◆ **Goal of the exercise**
Below is a listing to transcribe in full and exactly; keep the pictures out.

[Stored records]
============

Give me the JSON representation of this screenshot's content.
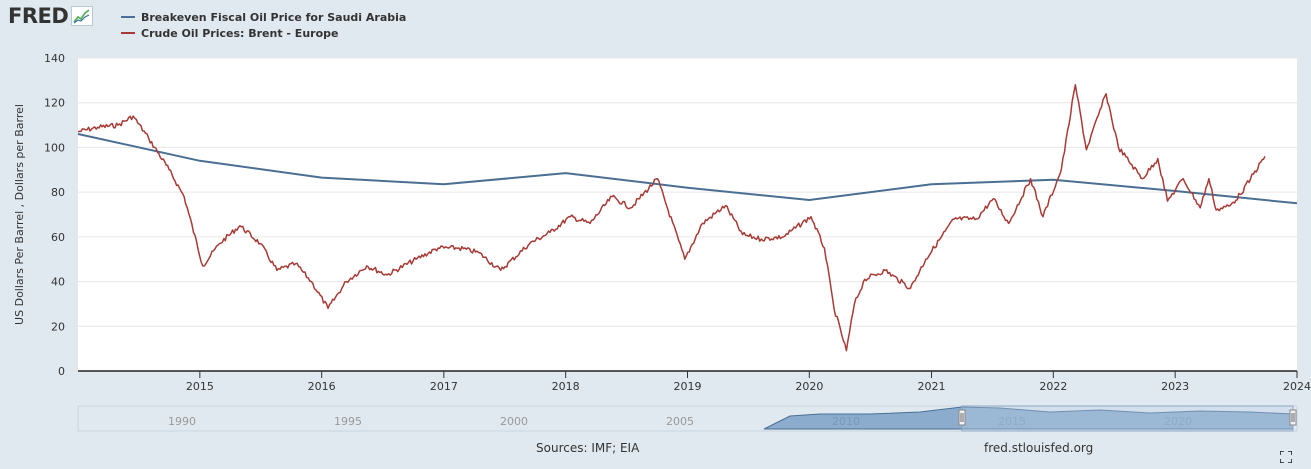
{
  "header": {
    "logo_text": "FRED"
  },
  "legend": [
    {
      "label": "Breakeven Fiscal Oil Price for Saudi Arabia",
      "color": "#4b6f93"
    },
    {
      "label": "Crude Oil Prices: Brent - Europe",
      "color": "#a83a35"
    }
  ],
  "footer": {
    "sources": "Sources: IMF; EIA",
    "url": "fred.stlouisfed.org"
  },
  "chart_data": {
    "type": "line",
    "ylabel": "US Dollars Per Barrel , Dollars per Barrel",
    "ylim": [
      0,
      140
    ],
    "yticks": [
      0,
      20,
      40,
      60,
      80,
      100,
      120,
      140
    ],
    "xlim": [
      "2014-01-01",
      "2024-01-01"
    ],
    "xticks": [
      "2015",
      "2016",
      "2017",
      "2018",
      "2019",
      "2020",
      "2021",
      "2022",
      "2023",
      "2024"
    ],
    "grid": true,
    "legend_position": "top-left",
    "series": [
      {
        "name": "Breakeven Fiscal Oil Price for Saudi Arabia",
        "color": "#4b6f93",
        "x": [
          "2014-01-01",
          "2015-01-01",
          "2016-01-01",
          "2017-01-01",
          "2018-01-01",
          "2019-01-01",
          "2020-01-01",
          "2021-01-01",
          "2022-01-01",
          "2023-01-01",
          "2024-01-01"
        ],
        "y": [
          106.0,
          94.0,
          86.5,
          83.5,
          88.5,
          82.0,
          76.5,
          83.5,
          85.5,
          80.5,
          75.0
        ]
      },
      {
        "name": "Crude Oil Prices: Brent - Europe",
        "color": "#a83a35",
        "x": [
          "2014-01-01",
          "2014-03-01",
          "2014-05-01",
          "2014-06-15",
          "2014-08-01",
          "2014-10-01",
          "2014-11-15",
          "2015-01-10",
          "2015-03-01",
          "2015-05-01",
          "2015-07-01",
          "2015-08-20",
          "2015-10-15",
          "2015-12-01",
          "2016-01-20",
          "2016-03-15",
          "2016-05-15",
          "2016-07-15",
          "2016-10-10",
          "2016-12-15",
          "2017-02-15",
          "2017-04-15",
          "2017-06-20",
          "2017-09-15",
          "2017-11-15",
          "2018-01-15",
          "2018-03-15",
          "2018-05-20",
          "2018-07-15",
          "2018-10-03",
          "2018-12-24",
          "2019-02-15",
          "2019-04-25",
          "2019-06-15",
          "2019-08-10",
          "2019-10-15",
          "2020-01-06",
          "2020-02-15",
          "2020-03-15",
          "2020-04-21",
          "2020-05-15",
          "2020-06-15",
          "2020-08-15",
          "2020-10-30",
          "2020-12-15",
          "2021-03-10",
          "2021-05-15",
          "2021-07-05",
          "2021-08-20",
          "2021-10-25",
          "2021-12-01",
          "2022-01-25",
          "2022-03-08",
          "2022-04-10",
          "2022-06-08",
          "2022-07-15",
          "2022-09-25",
          "2022-11-10",
          "2022-12-09",
          "2023-01-25",
          "2023-03-17",
          "2023-04-12",
          "2023-05-04",
          "2023-06-15",
          "2023-07-15",
          "2023-08-15",
          "2023-09-27"
        ],
        "y": [
          107,
          109,
          110,
          114,
          104,
          90,
          78,
          47,
          57,
          65,
          57,
          45,
          48,
          40,
          28,
          40,
          47,
          43,
          50,
          55,
          55,
          53,
          45,
          57,
          62,
          69,
          66,
          78,
          73,
          86,
          50,
          66,
          74,
          61,
          59,
          60,
          69,
          55,
          28,
          9.1,
          30,
          41,
          45,
          37,
          50,
          68,
          68,
          77,
          66,
          86,
          69,
          90,
          128,
          99,
          124,
          100,
          86,
          95,
          76,
          86,
          73,
          86,
          72,
          74,
          79,
          86,
          96
        ]
      }
    ],
    "navigator": {
      "labels": [
        "1990",
        "1995",
        "2000",
        "2005",
        "2010",
        "2015",
        "2020"
      ]
    }
  }
}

============

◆ **The response**
Give me the JSON representation of this screenshot's content.
{
  "header": {
    "logo_text": "FRED"
  },
  "legend": [
    {
      "label": "Breakeven Fiscal Oil Price for Saudi Arabia",
      "color": "#4b6f93"
    },
    {
      "label": "Crude Oil Prices: Brent - Europe",
      "color": "#a83a35"
    }
  ],
  "footer": {
    "sources": "Sources: IMF; EIA",
    "url": "fred.stlouisfed.org"
  },
  "chart_data": {
    "type": "line",
    "ylabel": "US Dollars Per Barrel , Dollars per Barrel",
    "ylim": [
      0,
      140
    ],
    "yticks": [
      0,
      20,
      40,
      60,
      80,
      100,
      120,
      140
    ],
    "xlim": [
      "2014-01-01",
      "2024-01-01"
    ],
    "xticks": [
      "2015",
      "2016",
      "2017",
      "2018",
      "2019",
      "2020",
      "2021",
      "2022",
      "2023",
      "2024"
    ],
    "grid": true,
    "legend_position": "top-left",
    "series": [
      {
        "name": "Breakeven Fiscal Oil Price for Saudi Arabia",
        "color": "#4b6f93",
        "x": [
          "2014-01-01",
          "2015-01-01",
          "2016-01-01",
          "2017-01-01",
          "2018-01-01",
          "2019-01-01",
          "2020-01-01",
          "2021-01-01",
          "2022-01-01",
          "2023-01-01",
          "2024-01-01"
        ],
        "y": [
          106.0,
          94.0,
          86.5,
          83.5,
          88.5,
          82.0,
          76.5,
          83.5,
          85.5,
          80.5,
          75.0
        ]
      },
      {
        "name": "Crude Oil Prices: Brent - Europe",
        "color": "#a83a35",
        "x": [
          "2014-01-01",
          "2014-03-01",
          "2014-05-01",
          "2014-06-15",
          "2014-08-01",
          "2014-10-01",
          "2014-11-15",
          "2015-01-10",
          "2015-03-01",
          "2015-05-01",
          "2015-07-01",
          "2015-08-20",
          "2015-10-15",
          "2015-12-01",
          "2016-01-20",
          "2016-03-15",
          "2016-05-15",
          "2016-07-15",
          "2016-10-10",
          "2016-12-15",
          "2017-02-15",
          "2017-04-15",
          "2017-06-20",
          "2017-09-15",
          "2017-11-15",
          "2018-01-15",
          "2018-03-15",
          "2018-05-20",
          "2018-07-15",
          "2018-10-03",
          "2018-12-24",
          "2019-02-15",
          "2019-04-25",
          "2019-06-15",
          "2019-08-10",
          "2019-10-15",
          "2020-01-06",
          "2020-02-15",
          "2020-03-15",
          "2020-04-21",
          "2020-05-15",
          "2020-06-15",
          "2020-08-15",
          "2020-10-30",
          "2020-12-15",
          "2021-03-10",
          "2021-05-15",
          "2021-07-05",
          "2021-08-20",
          "2021-10-25",
          "2021-12-01",
          "2022-01-25",
          "2022-03-08",
          "2022-04-10",
          "2022-06-08",
          "2022-07-15",
          "2022-09-25",
          "2022-11-10",
          "2022-12-09",
          "2023-01-25",
          "2023-03-17",
          "2023-04-12",
          "2023-05-04",
          "2023-06-15",
          "2023-07-15",
          "2023-08-15",
          "2023-09-27"
        ],
        "y": [
          107,
          109,
          110,
          114,
          104,
          90,
          78,
          47,
          57,
          65,
          57,
          45,
          48,
          40,
          28,
          40,
          47,
          43,
          50,
          55,
          55,
          53,
          45,
          57,
          62,
          69,
          66,
          78,
          73,
          86,
          50,
          66,
          74,
          61,
          59,
          60,
          69,
          55,
          28,
          9.1,
          30,
          41,
          45,
          37,
          50,
          68,
          68,
          77,
          66,
          86,
          69,
          90,
          128,
          99,
          124,
          100,
          86,
          95,
          76,
          86,
          73,
          86,
          72,
          74,
          79,
          86,
          96
        ]
      }
    ],
    "navigator": {
      "labels": [
        "1990",
        "1995",
        "2000",
        "2005",
        "2010",
        "2015",
        "2020"
      ]
    }
  }
}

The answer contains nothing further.